»»

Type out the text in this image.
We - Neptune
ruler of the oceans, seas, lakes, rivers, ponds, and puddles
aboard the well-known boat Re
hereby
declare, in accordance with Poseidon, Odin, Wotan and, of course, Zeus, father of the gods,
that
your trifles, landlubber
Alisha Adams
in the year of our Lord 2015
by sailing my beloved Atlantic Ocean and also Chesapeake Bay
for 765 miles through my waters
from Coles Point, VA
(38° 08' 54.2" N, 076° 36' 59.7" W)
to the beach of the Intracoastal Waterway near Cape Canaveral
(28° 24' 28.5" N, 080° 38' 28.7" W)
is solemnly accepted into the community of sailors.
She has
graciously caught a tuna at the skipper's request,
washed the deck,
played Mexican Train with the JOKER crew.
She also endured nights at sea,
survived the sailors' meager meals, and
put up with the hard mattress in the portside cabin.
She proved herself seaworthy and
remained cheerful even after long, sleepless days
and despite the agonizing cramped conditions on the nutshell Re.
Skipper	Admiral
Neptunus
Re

««

Given task:
Search the listing for the word "also". Copy every line in which it occurs.

Output for this task:
by sailing my beloved Atlantic Ocean and also Chesapeake Bay
She also endured nights at sea,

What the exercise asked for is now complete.